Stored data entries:
* * * *

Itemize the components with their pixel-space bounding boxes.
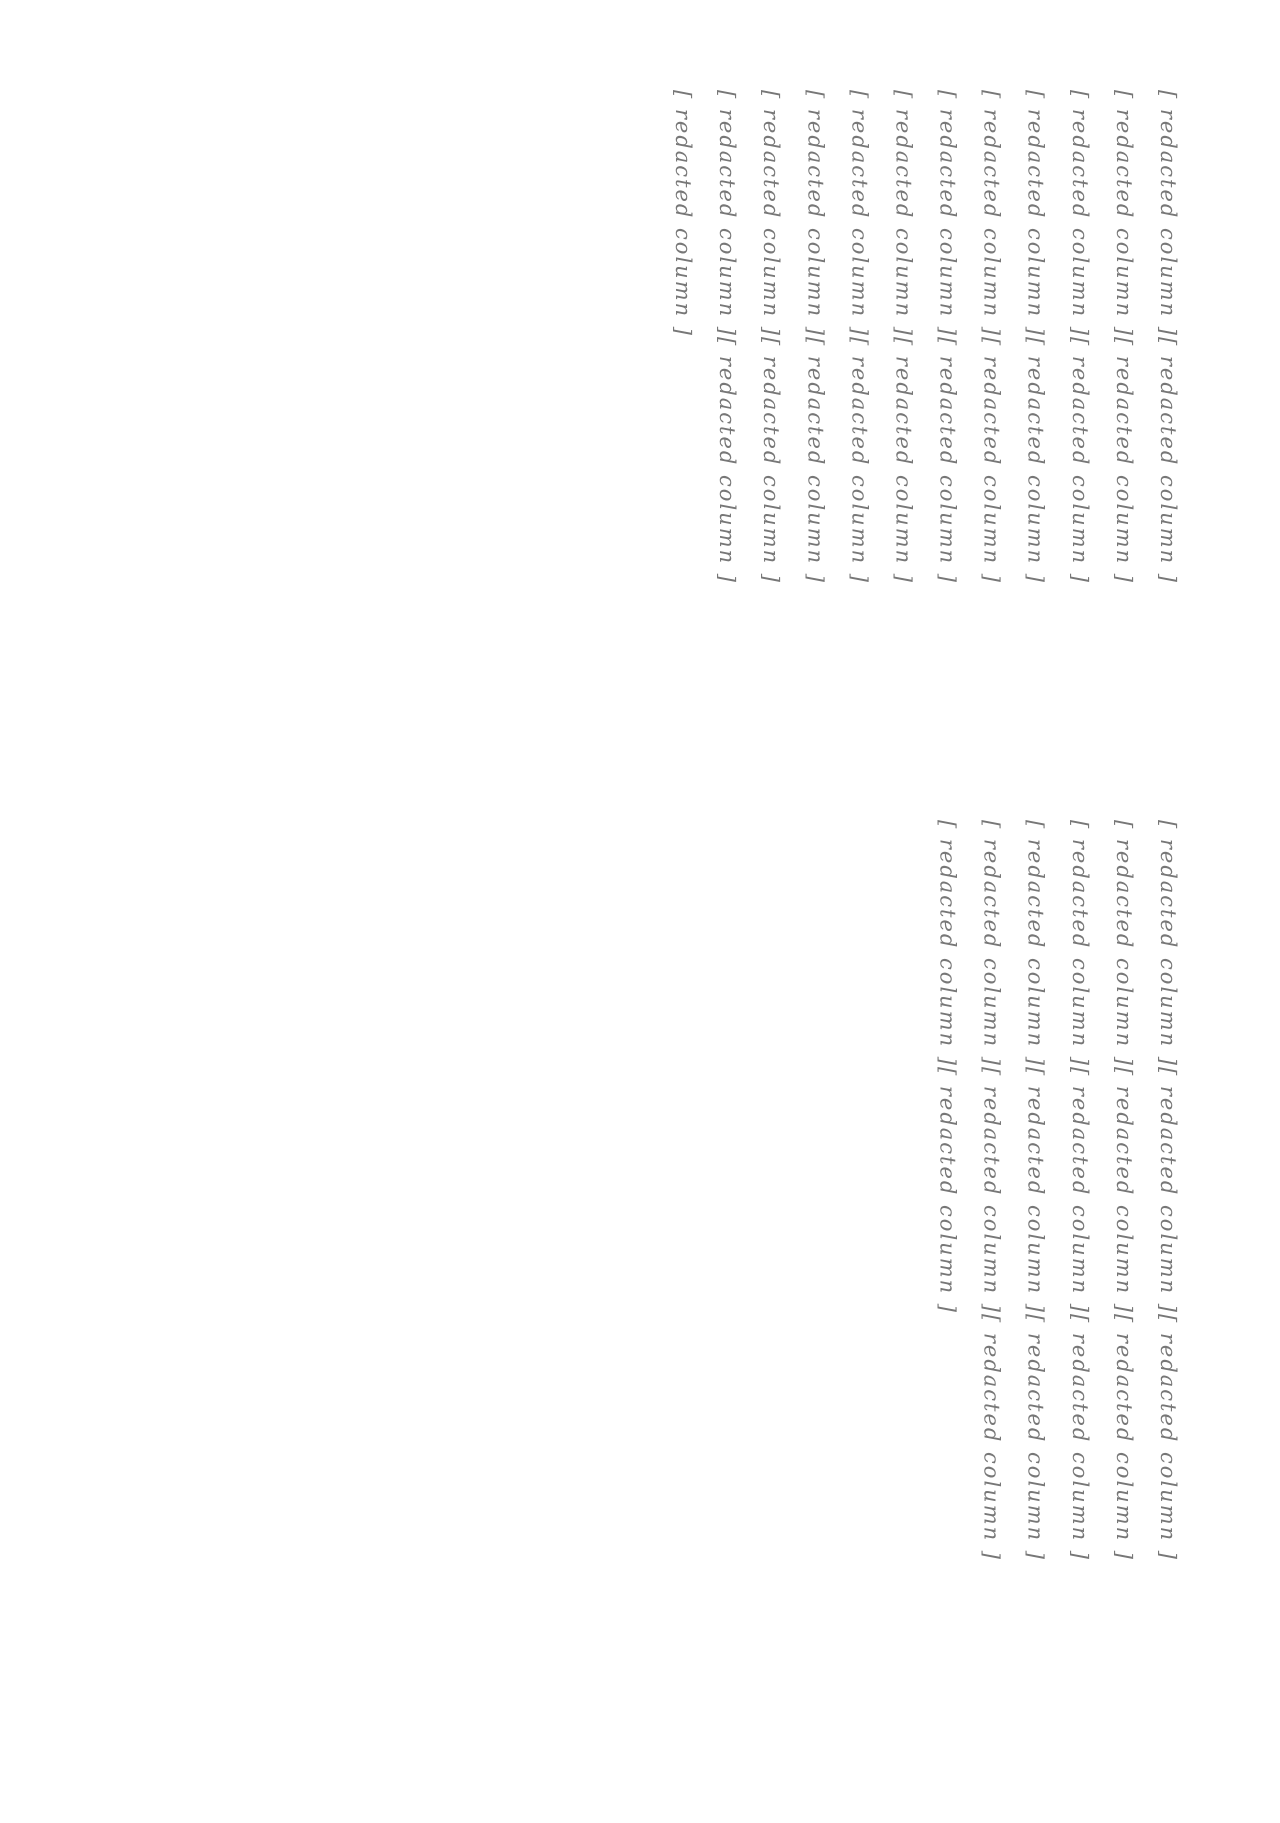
redacted-text-column: [ redacted column ]: [1156, 90, 1180, 337]
redacted-text-column: [ redacted column ]: [935, 337, 960, 584]
redacted-text-column: [ redacted column ]: [847, 90, 872, 337]
upper-text-block: [661, 90, 1190, 795]
redacted-text-column: [ redacted column ]: [935, 1067, 960, 1314]
redacted-text-column: [ redacted column ]: [935, 90, 960, 337]
redacted-text-column: [ redacted column ]: [979, 820, 1004, 1067]
redacted-text-column: [ redacted column ]: [1023, 90, 1048, 337]
redacted-text-column: [ redacted column ]: [935, 820, 960, 1067]
redacted-text-column: [ redacted column ]: [715, 337, 740, 584]
redacted-text-column: [ redacted column ]: [1067, 1314, 1092, 1561]
redacted-text-column: [ redacted column ]: [670, 90, 695, 337]
redacted-text-column: [ redacted column ]: [759, 90, 784, 337]
redacted-text-column: [ redacted column ]: [1067, 820, 1092, 1067]
redacted-text-column: [ redacted column ]: [979, 1314, 1004, 1561]
lower-text-block: [925, 820, 1190, 1565]
redacted-text-column: [ redacted column ]: [1023, 337, 1048, 584]
redacted-text-column: [ redacted column ]: [1023, 820, 1048, 1067]
redacted-text-column: [ redacted column ]: [1067, 1067, 1092, 1314]
redacted-text-column: [ redacted column ]: [1067, 337, 1092, 584]
redacted-text-column: [ redacted column ]: [715, 90, 740, 337]
redacted-text-column: [ redacted column ]: [1111, 337, 1136, 584]
redacted-text-column: [ redacted column ]: [1023, 1314, 1048, 1561]
redacted-text-column: [ redacted column ]: [1067, 90, 1092, 337]
redacted-text-column: [ redacted column ]: [1156, 337, 1180, 584]
redacted-text-column: [ redacted column ]: [803, 337, 828, 584]
redacted-text-column: [ redacted column ]: [803, 90, 828, 337]
redacted-text-column: [ redacted column ]: [979, 1067, 1004, 1314]
redacted-text-column: [ redacted column ]: [979, 337, 1004, 584]
redacted-text-column: [ redacted column ]: [1111, 1314, 1136, 1561]
redacted-text-column: [ redacted column ]: [891, 90, 916, 337]
redacted-text-column: [ redacted column ]: [1111, 1067, 1136, 1314]
redacted-text-column: [ redacted column ]: [1156, 1067, 1180, 1314]
redacted-text-column: [ redacted column ]: [1111, 90, 1136, 337]
redacted-text-column: [ redacted column ]: [1023, 1067, 1048, 1314]
redacted-text-column: [ redacted column ]: [1111, 820, 1136, 1067]
redacted-text-column: [ redacted column ]: [1156, 1314, 1180, 1561]
redacted-text-column: [ redacted column ]: [891, 337, 916, 584]
redacted-text-column: [ redacted column ]: [759, 337, 784, 584]
redacted-text-column: [ redacted column ]: [1156, 820, 1180, 1067]
redacted-text-column: [ redacted column ]: [979, 90, 1004, 337]
redacted-text-column: [ redacted column ]: [847, 337, 872, 584]
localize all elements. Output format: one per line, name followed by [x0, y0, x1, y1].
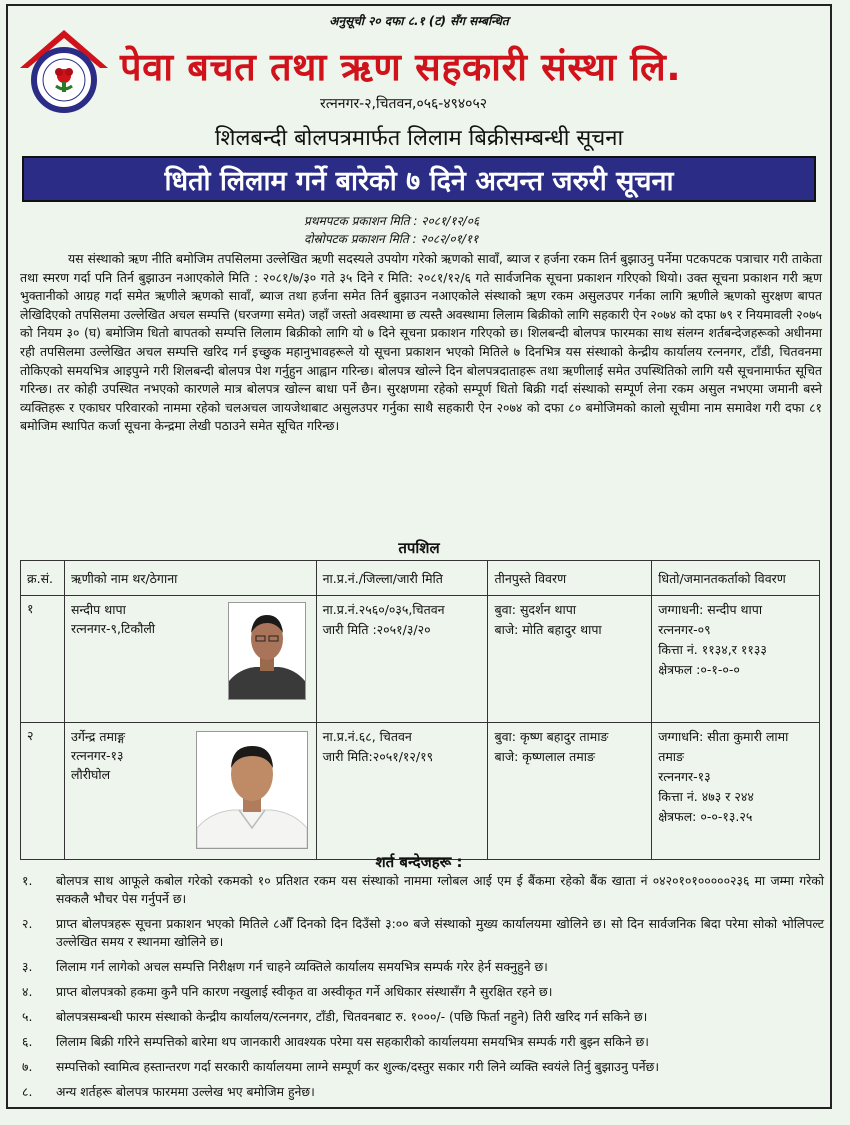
top-note: अनुसूची २० दफा ८.१ (ट) सँग सम्बन्धित	[329, 14, 509, 28]
notice-title: शिलबन्दी बोलपत्रमार्फत लिलाम बिक्रीसम्बन्धी सूचना	[214, 126, 624, 151]
row-sn: १	[21, 596, 65, 723]
borrower-locality: लौरीघोल	[70, 767, 111, 782]
term-number: ६.	[22, 1034, 33, 1049]
land-area: क्षेत्रफल: ०-०-१३.२५	[658, 809, 753, 824]
issue-date: जारी मिति:२०५१/१२/१९	[322, 749, 434, 764]
borrower-photo	[196, 731, 308, 849]
citizenship-number: ना.प्र.नं.६८, चितवन	[322, 729, 412, 744]
header-collateral: धितो/जमानतकर्ताको विवरण	[652, 561, 820, 596]
land-area: क्षेत्रफल :०-१-०-०	[658, 662, 740, 677]
term-text: बोलपत्र साथ आफूले कबोल गरेको रकमको १० प्रतिशत रकम यस संस्थाको नाममा ग्लोबल आई एम ई बैंकमा रहेको बैंक खाता नं ०४२०१०१०००००२३६ मा जम्मा गरेको सक्कलै भौचर पेस गर्नुपर्ने छ।	[56, 873, 824, 906]
cooperative-logo	[18, 28, 110, 116]
table-row	[21, 723, 820, 860]
term-number: ८.	[22, 1084, 33, 1099]
term-item	[18, 1058, 824, 1076]
term-item	[18, 958, 824, 976]
borrower-address: रत्ननगर-१३	[70, 748, 124, 763]
father-name: बुवा: सुदर्शन थापा	[494, 602, 577, 617]
borrower-photo	[228, 602, 306, 700]
terms-list	[18, 872, 824, 1108]
land-location: रत्ननगर-०९	[658, 622, 711, 637]
term-text: प्राप्त बोलपत्रहरू सूचना प्रकाशन भएको मितिले ८औँ दिनको दिन दिउँसो ३:०० बजे संस्थाको मुख्य कार्यालयमा खोलिने छ। सो दिन सार्वजनिक बिदा परेमा सोको भोलिपल्ट उल्लेखित समय र स्थानमा खोलिने छ।	[56, 916, 824, 949]
borrower-name: सन्दीप थापा	[70, 602, 126, 617]
borrower-table	[20, 560, 820, 860]
plot-number: कित्ता नं. ११३४,र ११३३	[658, 642, 767, 657]
term-number: ३.	[22, 959, 33, 974]
term-number: ४.	[22, 984, 33, 999]
term-text: लिलाम गर्न लागेको अचल सम्पत्ति निरीक्षण गर्न चाहने व्यक्तिले कार्यालय समयभित्र सम्पर्क गरेर हेर्न सक्नुहुने छ।	[56, 959, 548, 974]
organization-address: रत्ननगर-२,चितवन,०५६-४९४०५२	[320, 96, 488, 112]
borrower-name-cell	[64, 596, 316, 723]
row-sn: २	[21, 723, 65, 860]
term-item	[18, 1083, 824, 1101]
notice-page	[6, 4, 832, 1109]
citizenship-cell	[316, 596, 488, 723]
term-text: बोलपत्रसम्बन्धी फारम संस्थाको केन्द्रीय कार्यालय/रत्ननगर, टाँडी, चितवनबाट रु. १०००/- (पछि फिर्ता नहुने) तिरी खरिद गर्न सकिने छ।	[56, 1009, 648, 1024]
term-text: सम्पत्तिको स्वामित्व हस्तान्तरण गर्दा सरकारी कार्यालयमा लाग्ने सम्पूर्ण कर शुल्क/दस्तुर सकार गरी लिने व्यक्ति स्वयंले तिर्नु बुझाउनु पर्नेछ।	[56, 1059, 660, 1074]
second-publication-date: दोस्रोपटक प्रकाशन मिति : २०८२/०१/११	[304, 232, 479, 246]
term-number: १.	[22, 873, 33, 888]
table-header-row	[21, 561, 820, 596]
family-cell	[488, 723, 652, 860]
term-item	[18, 915, 824, 951]
header-family: तीनपुस्ते विवरण	[488, 561, 652, 596]
first-publication-date: प्रथमपटक प्रकाशन मिति : २०८१/१२/०६	[304, 214, 480, 228]
term-text: अन्य शर्तहरू बोलपत्र फारममा उल्लेख भए बमोजिम हुनेछ।	[56, 1084, 315, 1099]
term-number: ७.	[22, 1059, 33, 1074]
term-text: लिलाम बिक्री गरिने सम्पत्तिको बारेमा थप जानकारी आवश्यक परेमा यस सहकारीको कार्यालयमा समयभित्र सम्पर्क गरी बुझ्न सकिने छ।	[56, 1034, 649, 1049]
family-cell	[488, 596, 652, 723]
grandfather-name: बाजे: कृष्णलाल तमाङ	[494, 749, 595, 764]
land-owner: जग्गाधनि: सीता कुमारी लामा	[658, 729, 789, 744]
land-owner-cont: तमाङ	[658, 749, 684, 764]
table-row	[21, 596, 820, 723]
land-location: रत्ननगर-१३	[658, 769, 711, 784]
collateral-cell	[652, 596, 820, 723]
collateral-cell	[652, 723, 820, 860]
borrower-name-cell	[64, 723, 316, 860]
borrower-name: उर्गेन्द्र तमाङ्ग	[70, 729, 126, 744]
header-name: ऋणीको नाम थर/ठेगाना	[64, 561, 316, 596]
notice-body: यस संस्थाको ऋण नीति बमोजिम तपसिलमा उल्लेखित ऋणी सदस्यले उपयोग गरेको ऋणको सावाँ, ब्याज र हर्जना रकम तिर्न बुझाउनु पर्नेमा पटकपटक पत्राचार गरी ताकेता तथा स्मरण गर्दा पनि तिर्न बुझाउन नआएकोले मिति : २०८१/७/३० गते ३५ दिने र मिति: २०८१/१२/६ गते सार्वजनिक सूचना प्रकाशन गरिएको थियो। उक्त सूचना प्रकाशन गरी ऋण भुक्तानीको आग्रह गर्दा समेत ऋणीले ऋणको सावाँ, ब्याज तथा हर्जना समेत तिर्न बुझाउन नआएकोले संस्थाको ऋण रकम असुलउपर गर्नका लागि ऋणीले ऋणको सुरक्षण बापत लेखिदिएको तपसिलमा उल्लेखित अचल सम्पत्ति (घरजग्गा समेत) जहाँ जस्तो अवस्थामा छ त्यस्तै अवस्थामा लिलाम बिक्रीको लागि सहकारी ऐन २०७४ को दफा ७९ र नियमावली २०७५ को नियम ३० (घ) बमोजिम धितो बापतको सम्पत्ति लिलाम बिक्रीको लागि यो ७ दिने सूचना प्रकाशन गरिएको छ। शिलबन्दी बोलपत्र फारमका साथ संलग्न शर्तबन्देजहरूको अधीनमा रही तपसिलमा उल्लेखित अचल सम्पत्ति खरिद गर्न इच्छुक महानुभावहरूले यो सूचना प्रकाशन भएको मितिले ७ दिनभित्र यस संस्थाको केन्द्रीय कार्यालय रत्ननगर, टाँडी, चितवनमा तोकिएको समयभित्र आइपुग्ने गरी शिलबन्दी बोलपत्र पेश गर्नुहुन आह्वान गरिन्छ। बोलपत्र खोल्ने दिन बोलपत्रदाताहरू तथा ऋणीलाई समेत उपस्थितिको लागि यसै सूचनामार्फत सूचित गरिन्छ। तर कोही उपस्थित नभएको कारणले मात्र बोलपत्र खोल्न बाधा पर्ने छैन। सुरक्षणमा रहेको सम्पूर्ण धितो बिक्री गर्दा संस्थाको सम्पूर्ण लेना रकम असुल नभएमा जमानी बस्ने व्यक्तिहरू र एकाघर परिवारको नाममा रहेको चलअचल जायजेथाबाट असुलउपर गर्नुका साथै सहकारी ऐन २०७४ को दफा ८० बमोजिमको कालो सूचीमा नाम समावेश गरी दफा ८१ बमोजिम स्थापित कर्जा सूचना केन्द्रमा लेखी पठाउने समेत सूचित गरिन्छ।	[20, 251, 822, 434]
term-item	[18, 1033, 824, 1051]
term-item	[18, 1008, 824, 1026]
term-number: ५.	[22, 1009, 33, 1024]
table-caption: तपशिल	[398, 539, 440, 557]
organization-name: पेवा बचत तथा ऋण सहकारी संस्था लि.	[120, 45, 682, 89]
urgent-notice-banner	[22, 156, 816, 202]
plot-number: कित्ता नं. ४७३ र २४४	[658, 789, 754, 804]
land-owner: जग्गाधनी: सन्दीप थापा	[658, 602, 763, 617]
issue-date: जारी मिति :२०५१/३/२०	[322, 622, 431, 637]
borrower-address: रत्ननगर-९,टिकौली	[70, 621, 156, 636]
term-number: २.	[22, 916, 33, 931]
header-sn: क्र.सं.	[21, 561, 65, 596]
term-item	[18, 983, 824, 1001]
grandfather-name: बाजे: मोति बहादुर थापा	[494, 622, 602, 637]
terms-title: शर्त बन्देजहरू :	[375, 853, 463, 871]
term-text: प्राप्त बोलपत्रको हकमा कुनै पनि कारण नखुलाई स्वीकृत वा अस्वीकृत गर्ने अधिकार संस्थासँग नै सुरक्षित रहने छ।	[56, 984, 553, 999]
banner-text: धितो लिलाम गर्ने बारेको ७ दिने अत्यन्त जरुरी सूचना	[164, 165, 674, 197]
term-item	[18, 872, 824, 908]
citizenship-cell	[316, 723, 488, 860]
citizenship-number: ना.प्र.नं.२५६०/०३५,चितवन	[322, 602, 445, 617]
father-name: बुवा: कृष्ण बहादुर तामाङ	[494, 729, 609, 744]
header-citizenship: ना.प्र.नं./जिल्ला/जारी मिति	[316, 561, 488, 596]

* * * *

Rewrite the part of the records that opens with the line containing "redacted-text-column: [ redacted column ]: [1156, 90, 1180, 337]" and closes with the line containing "820, 1048, 1067]" as a numbered list, leaving out any blank lines.

Result =
1. redacted-text-column: [ redacted column ]: [1156, 90, 1180, 337]
2. redacted-text-column: [ redacted column ]: [935, 337, 960, 584]
3. redacted-text-column: [ redacted column ]: [847, 90, 872, 337]
4. upper-text-block: [661, 90, 1190, 795]
5. redacted-text-column: [ redacted column ]: [935, 1067, 960, 1314]
6. redacted-text-column: [ redacted column ]: [935, 90, 960, 337]
7. redacted-text-column: [ redacted column ]: [979, 820, 1004, 1067]
8. redacted-text-column: [ redacted column ]: [1023, 90, 1048, 337]
9. redacted-text-column: [ redacted column ]: [935, 820, 960, 1067]
10. redacted-text-column: [ redacted column ]: [715, 337, 740, 584]
11. redacted-text-column: [ redacted column ]: [1067, 1314, 1092, 1561]
12. redacted-text-column: [ redacted column ]: [670, 90, 695, 337]
13. redacted-text-column: [ redacted column ]: [759, 90, 784, 337]
14. redacted-text-column: [ redacted column ]: [1067, 820, 1092, 1067]
15. redacted-text-column: [ redacted column ]: [979, 1314, 1004, 1561]
16. lower-text-block: [925, 820, 1190, 1565]
17. redacted-text-column: [ redacted column ]: [1023, 337, 1048, 584]
18. redacted-text-column: [ redacted column ]: [1023, 820, 1048, 1067]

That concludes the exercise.